Task directions: Each line that includes the string "JSON" counts once; give the total and nothing else.

Information provided:

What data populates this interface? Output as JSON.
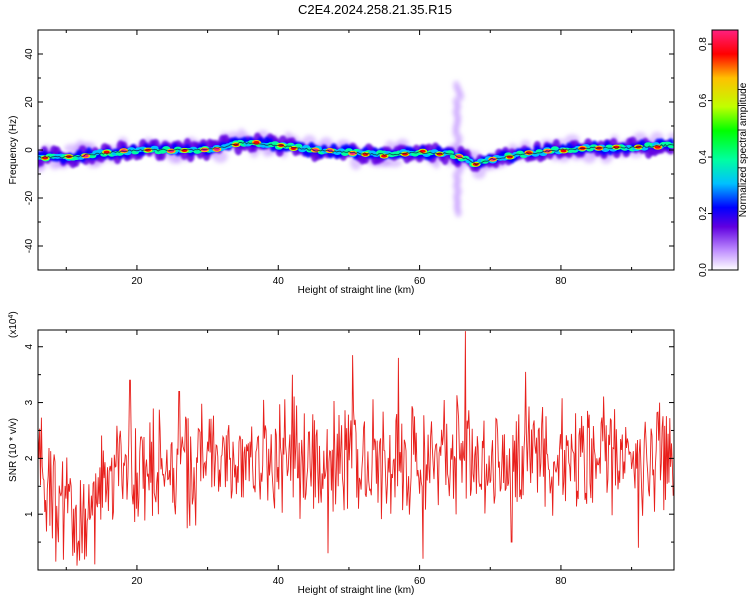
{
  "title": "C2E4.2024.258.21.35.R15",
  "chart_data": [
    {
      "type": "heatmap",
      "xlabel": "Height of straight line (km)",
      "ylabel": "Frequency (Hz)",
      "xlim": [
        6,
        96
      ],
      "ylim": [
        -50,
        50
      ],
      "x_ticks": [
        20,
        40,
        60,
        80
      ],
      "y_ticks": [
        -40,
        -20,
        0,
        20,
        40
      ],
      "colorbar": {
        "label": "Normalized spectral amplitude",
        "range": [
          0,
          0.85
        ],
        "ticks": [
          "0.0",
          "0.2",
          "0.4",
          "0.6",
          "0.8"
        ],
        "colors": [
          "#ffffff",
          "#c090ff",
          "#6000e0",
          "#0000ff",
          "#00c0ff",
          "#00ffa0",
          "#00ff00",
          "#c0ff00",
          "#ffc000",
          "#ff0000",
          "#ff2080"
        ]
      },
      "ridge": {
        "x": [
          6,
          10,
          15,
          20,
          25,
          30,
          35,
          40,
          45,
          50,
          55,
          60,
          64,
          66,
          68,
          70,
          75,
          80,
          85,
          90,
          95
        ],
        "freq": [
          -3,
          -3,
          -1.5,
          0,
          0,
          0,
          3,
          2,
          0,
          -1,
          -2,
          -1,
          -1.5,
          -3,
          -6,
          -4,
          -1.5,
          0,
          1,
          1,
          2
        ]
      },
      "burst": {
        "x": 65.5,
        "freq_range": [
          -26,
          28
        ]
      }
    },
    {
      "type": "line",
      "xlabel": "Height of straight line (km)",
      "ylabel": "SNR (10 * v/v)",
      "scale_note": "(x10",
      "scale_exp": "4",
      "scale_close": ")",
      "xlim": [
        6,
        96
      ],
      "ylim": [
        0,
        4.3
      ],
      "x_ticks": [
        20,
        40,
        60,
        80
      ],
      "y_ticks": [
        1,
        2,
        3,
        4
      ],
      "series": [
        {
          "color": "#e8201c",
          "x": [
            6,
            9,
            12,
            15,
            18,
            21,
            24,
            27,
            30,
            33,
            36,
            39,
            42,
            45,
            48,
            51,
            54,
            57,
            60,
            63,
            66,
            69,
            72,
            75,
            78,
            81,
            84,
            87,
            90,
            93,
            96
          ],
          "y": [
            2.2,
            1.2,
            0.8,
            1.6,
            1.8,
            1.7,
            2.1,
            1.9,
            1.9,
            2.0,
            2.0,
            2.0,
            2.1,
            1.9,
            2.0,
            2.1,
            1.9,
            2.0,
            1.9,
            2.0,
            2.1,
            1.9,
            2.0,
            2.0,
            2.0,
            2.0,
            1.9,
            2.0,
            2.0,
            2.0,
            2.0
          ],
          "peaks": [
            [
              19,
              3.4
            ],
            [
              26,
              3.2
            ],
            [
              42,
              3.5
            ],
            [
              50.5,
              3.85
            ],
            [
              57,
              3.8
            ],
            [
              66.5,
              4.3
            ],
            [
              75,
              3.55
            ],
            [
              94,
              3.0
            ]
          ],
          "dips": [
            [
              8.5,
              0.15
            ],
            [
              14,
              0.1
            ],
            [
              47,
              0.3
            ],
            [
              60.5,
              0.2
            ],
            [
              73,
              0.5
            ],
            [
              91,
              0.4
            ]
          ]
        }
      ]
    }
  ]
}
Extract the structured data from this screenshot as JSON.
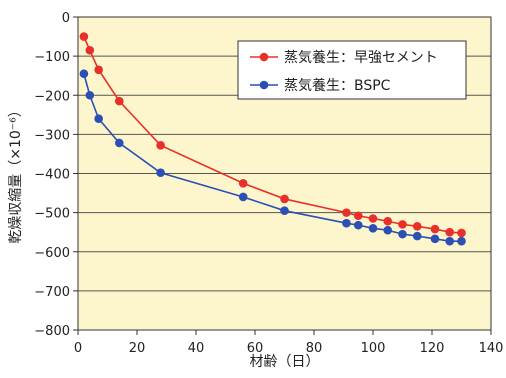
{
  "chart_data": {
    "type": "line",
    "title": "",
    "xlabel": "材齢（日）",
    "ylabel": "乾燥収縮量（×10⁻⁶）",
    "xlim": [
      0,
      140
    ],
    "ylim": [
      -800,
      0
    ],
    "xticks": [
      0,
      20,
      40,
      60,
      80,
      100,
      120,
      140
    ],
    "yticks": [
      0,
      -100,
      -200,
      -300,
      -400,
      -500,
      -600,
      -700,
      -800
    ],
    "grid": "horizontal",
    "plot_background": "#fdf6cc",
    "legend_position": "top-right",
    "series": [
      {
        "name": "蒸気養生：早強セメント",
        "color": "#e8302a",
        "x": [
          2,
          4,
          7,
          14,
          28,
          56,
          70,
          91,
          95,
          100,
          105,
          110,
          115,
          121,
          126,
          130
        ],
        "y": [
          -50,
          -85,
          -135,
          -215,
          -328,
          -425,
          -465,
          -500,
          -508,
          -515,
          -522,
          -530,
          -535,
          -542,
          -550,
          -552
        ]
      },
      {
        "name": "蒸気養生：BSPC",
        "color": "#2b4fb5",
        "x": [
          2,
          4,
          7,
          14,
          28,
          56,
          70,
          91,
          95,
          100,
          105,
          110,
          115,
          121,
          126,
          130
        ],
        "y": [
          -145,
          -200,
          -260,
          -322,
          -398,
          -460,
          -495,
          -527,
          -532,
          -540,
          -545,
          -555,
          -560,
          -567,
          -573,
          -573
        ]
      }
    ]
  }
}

* * *

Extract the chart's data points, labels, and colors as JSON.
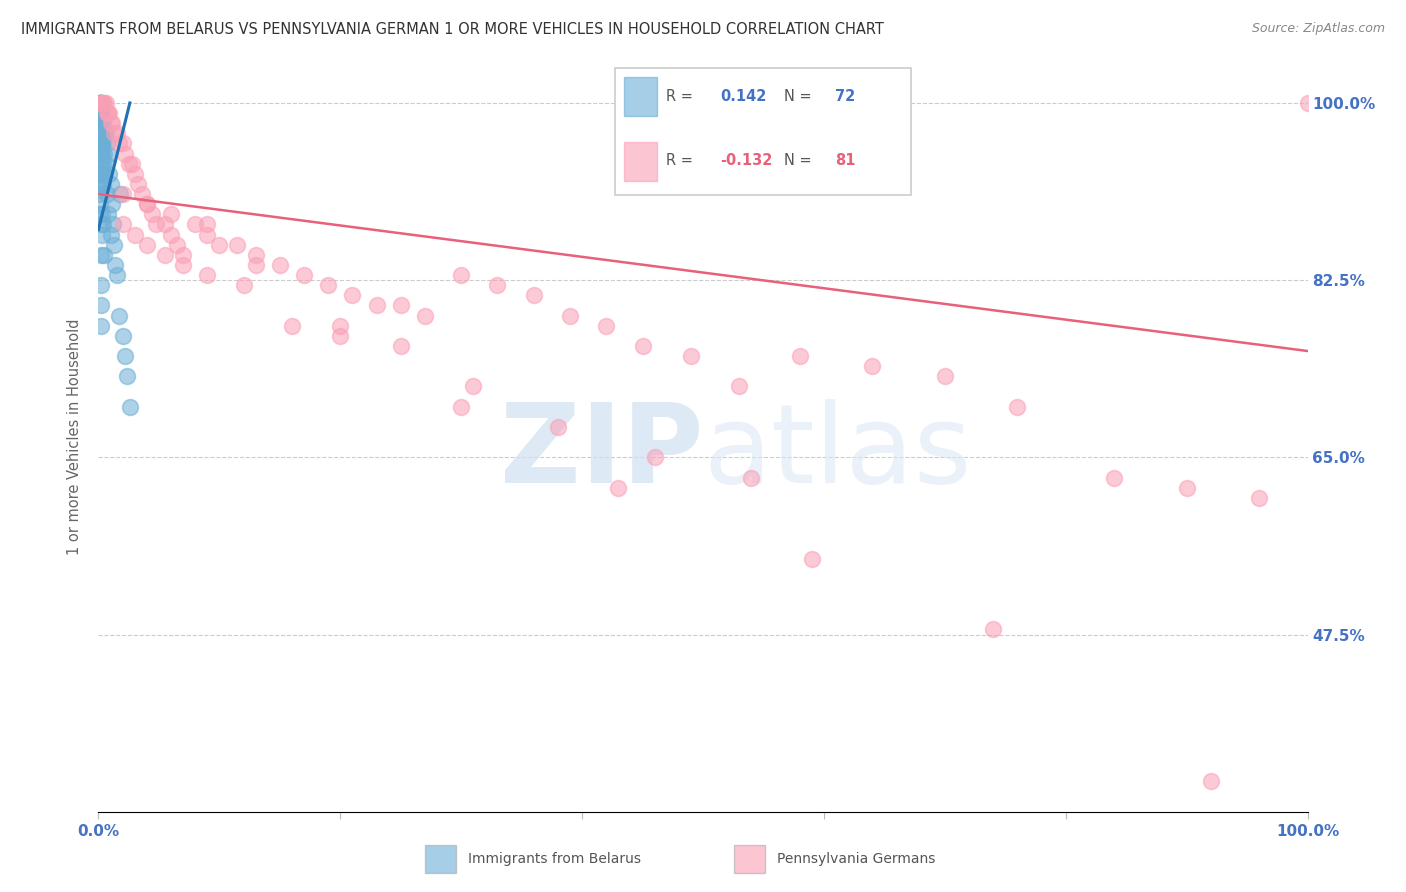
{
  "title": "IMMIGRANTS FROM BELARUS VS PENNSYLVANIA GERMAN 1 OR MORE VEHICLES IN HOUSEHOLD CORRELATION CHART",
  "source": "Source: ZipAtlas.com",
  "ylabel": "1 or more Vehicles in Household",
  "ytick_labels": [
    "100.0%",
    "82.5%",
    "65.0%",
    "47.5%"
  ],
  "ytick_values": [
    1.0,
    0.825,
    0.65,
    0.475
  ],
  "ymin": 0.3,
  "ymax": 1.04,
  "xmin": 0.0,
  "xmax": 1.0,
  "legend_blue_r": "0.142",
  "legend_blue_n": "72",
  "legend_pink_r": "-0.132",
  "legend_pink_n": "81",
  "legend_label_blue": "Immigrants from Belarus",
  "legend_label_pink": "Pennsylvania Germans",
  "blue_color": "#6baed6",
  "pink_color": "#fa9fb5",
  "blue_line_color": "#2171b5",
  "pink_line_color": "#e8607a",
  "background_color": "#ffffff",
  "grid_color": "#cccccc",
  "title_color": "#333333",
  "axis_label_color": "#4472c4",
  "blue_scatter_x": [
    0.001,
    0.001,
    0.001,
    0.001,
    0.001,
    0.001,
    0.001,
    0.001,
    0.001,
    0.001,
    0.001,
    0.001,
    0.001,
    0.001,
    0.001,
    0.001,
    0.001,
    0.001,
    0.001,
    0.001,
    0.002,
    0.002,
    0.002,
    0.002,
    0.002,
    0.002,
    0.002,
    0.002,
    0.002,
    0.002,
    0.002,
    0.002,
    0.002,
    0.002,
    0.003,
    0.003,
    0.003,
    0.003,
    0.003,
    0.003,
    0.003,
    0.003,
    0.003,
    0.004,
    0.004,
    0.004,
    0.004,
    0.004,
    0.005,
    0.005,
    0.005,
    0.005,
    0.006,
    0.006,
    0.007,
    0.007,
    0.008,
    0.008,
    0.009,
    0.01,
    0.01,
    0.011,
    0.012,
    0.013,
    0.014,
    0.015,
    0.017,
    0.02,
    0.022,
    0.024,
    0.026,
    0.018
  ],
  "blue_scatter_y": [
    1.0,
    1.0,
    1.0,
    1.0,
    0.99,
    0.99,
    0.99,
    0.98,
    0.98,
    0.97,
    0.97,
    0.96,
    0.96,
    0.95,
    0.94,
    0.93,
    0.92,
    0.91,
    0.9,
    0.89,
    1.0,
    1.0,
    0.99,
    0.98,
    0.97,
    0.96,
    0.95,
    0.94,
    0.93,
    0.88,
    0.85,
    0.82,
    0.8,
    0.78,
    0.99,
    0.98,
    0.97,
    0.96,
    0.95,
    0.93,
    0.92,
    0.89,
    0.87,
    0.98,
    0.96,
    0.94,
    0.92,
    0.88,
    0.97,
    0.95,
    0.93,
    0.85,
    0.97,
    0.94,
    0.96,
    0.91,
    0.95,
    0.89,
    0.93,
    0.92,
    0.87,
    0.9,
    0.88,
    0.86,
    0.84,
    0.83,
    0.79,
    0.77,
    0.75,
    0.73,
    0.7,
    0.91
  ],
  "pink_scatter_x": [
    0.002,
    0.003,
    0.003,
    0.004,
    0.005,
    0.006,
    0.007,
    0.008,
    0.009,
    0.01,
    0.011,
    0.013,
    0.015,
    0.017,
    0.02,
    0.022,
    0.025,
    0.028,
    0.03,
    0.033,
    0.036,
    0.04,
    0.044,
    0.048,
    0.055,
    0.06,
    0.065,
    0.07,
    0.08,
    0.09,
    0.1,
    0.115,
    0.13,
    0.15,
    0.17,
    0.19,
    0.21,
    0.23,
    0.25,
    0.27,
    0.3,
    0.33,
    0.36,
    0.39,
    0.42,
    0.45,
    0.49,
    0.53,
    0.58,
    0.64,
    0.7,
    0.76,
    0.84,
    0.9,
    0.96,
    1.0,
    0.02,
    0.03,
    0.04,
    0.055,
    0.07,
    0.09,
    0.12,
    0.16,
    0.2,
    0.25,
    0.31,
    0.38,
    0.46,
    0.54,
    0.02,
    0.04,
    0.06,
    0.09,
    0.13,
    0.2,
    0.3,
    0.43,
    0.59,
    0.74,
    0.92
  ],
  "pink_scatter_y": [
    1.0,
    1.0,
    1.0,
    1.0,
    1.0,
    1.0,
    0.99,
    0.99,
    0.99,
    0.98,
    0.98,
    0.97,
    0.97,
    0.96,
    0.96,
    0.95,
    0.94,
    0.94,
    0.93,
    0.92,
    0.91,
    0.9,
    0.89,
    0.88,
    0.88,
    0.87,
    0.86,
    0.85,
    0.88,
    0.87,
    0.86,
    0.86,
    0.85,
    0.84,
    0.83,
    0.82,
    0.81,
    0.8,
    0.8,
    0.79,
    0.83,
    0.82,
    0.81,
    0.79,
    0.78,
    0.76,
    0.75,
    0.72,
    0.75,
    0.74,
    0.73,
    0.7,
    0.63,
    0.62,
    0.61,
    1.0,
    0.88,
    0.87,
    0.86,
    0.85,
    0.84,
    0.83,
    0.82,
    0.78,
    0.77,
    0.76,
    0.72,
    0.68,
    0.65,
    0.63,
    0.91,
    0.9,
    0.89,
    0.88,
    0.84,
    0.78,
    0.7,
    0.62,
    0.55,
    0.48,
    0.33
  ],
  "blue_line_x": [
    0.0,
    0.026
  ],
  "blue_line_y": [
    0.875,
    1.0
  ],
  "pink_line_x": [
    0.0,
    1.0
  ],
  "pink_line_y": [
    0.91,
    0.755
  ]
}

Answer to this exercise: 3